> [WORK INSTRUCTIONS]:
In the listing below, find every line containing "html" and copy it out.

== DATASET ROWS

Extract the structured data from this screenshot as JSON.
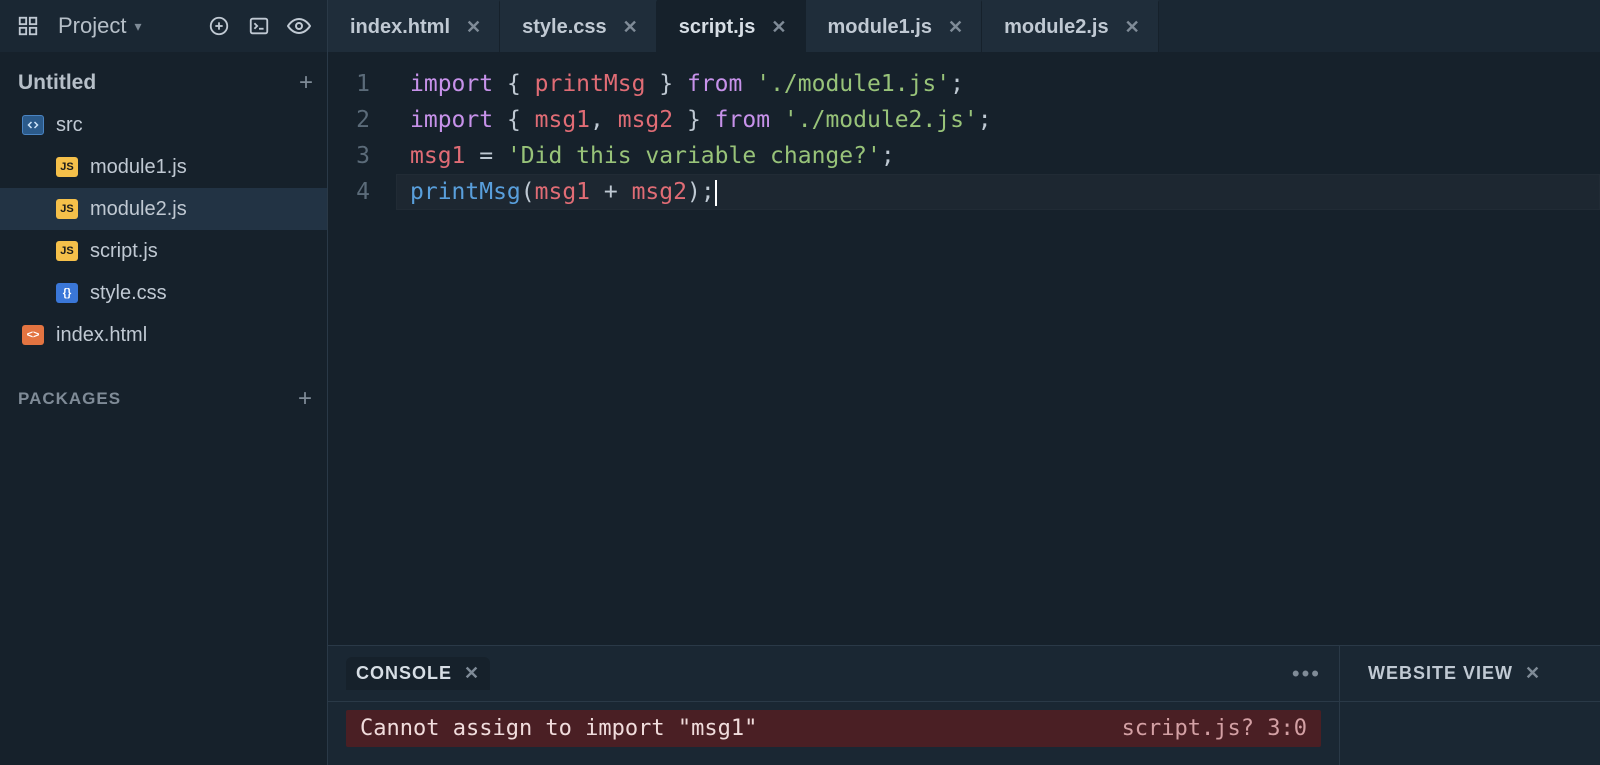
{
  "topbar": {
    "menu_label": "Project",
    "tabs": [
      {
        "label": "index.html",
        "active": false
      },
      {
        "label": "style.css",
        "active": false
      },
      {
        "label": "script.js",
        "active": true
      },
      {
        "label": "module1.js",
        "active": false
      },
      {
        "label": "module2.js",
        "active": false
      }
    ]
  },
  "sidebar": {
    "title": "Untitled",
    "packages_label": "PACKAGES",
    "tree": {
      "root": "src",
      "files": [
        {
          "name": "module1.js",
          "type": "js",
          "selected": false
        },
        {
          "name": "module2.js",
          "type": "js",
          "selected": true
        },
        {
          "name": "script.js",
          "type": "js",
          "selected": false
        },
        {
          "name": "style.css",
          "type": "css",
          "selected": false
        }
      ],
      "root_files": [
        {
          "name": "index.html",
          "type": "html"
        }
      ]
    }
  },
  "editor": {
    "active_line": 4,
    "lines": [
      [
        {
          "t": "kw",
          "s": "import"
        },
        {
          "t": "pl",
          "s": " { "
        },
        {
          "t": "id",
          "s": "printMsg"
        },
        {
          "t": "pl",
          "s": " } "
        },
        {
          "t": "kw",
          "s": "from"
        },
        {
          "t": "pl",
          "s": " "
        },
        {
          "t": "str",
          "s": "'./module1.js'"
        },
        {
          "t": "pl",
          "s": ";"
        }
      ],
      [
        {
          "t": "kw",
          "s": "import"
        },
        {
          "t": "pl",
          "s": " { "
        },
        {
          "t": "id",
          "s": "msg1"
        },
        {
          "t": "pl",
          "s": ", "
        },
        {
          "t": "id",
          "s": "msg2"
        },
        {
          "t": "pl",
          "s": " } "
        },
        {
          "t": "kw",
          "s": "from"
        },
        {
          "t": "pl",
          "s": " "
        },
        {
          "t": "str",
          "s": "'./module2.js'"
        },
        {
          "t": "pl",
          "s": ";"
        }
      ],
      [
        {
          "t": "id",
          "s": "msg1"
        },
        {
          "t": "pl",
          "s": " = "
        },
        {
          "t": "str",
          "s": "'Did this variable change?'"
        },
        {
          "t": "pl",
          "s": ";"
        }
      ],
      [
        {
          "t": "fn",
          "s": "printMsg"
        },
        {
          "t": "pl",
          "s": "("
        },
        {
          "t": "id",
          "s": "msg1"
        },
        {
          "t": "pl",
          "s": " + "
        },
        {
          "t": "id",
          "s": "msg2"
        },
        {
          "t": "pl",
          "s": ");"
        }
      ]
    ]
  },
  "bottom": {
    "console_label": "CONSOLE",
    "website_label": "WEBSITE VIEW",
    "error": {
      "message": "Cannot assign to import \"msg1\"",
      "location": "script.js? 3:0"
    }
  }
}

====
== DATASET ROWS

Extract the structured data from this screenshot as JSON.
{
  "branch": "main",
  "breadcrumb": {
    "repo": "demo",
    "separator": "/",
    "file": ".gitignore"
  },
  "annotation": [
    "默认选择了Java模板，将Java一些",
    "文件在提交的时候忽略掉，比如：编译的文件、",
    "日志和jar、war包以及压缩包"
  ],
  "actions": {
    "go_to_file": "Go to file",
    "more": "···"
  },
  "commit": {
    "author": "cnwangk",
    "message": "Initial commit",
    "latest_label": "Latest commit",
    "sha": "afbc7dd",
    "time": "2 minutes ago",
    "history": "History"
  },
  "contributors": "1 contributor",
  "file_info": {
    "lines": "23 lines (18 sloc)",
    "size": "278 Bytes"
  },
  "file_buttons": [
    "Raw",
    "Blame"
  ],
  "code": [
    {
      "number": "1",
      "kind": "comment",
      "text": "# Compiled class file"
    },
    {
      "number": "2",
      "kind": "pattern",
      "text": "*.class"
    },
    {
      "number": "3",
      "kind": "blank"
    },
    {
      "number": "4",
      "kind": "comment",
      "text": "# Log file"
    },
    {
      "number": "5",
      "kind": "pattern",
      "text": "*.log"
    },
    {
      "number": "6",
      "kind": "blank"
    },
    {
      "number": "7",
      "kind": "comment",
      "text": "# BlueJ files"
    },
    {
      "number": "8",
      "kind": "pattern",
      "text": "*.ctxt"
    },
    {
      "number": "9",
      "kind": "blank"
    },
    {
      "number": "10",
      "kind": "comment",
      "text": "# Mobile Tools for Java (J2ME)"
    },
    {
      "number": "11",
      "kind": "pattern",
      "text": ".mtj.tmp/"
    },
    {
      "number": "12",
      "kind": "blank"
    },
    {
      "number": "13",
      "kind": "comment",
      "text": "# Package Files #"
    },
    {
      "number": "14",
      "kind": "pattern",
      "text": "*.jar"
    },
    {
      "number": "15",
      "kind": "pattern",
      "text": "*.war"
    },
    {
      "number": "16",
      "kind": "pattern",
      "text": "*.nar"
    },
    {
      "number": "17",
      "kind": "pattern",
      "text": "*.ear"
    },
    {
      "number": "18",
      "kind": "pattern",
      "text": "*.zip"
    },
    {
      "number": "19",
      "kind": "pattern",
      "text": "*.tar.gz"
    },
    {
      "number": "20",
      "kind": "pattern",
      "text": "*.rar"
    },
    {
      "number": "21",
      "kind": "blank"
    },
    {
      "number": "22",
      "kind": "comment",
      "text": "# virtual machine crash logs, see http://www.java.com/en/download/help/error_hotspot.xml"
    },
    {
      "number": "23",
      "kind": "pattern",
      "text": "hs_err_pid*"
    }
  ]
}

====

> [REPLY TO THE EXERCISE]:
        "label": "index.html",
          "name": "index.html",
          "type": "html"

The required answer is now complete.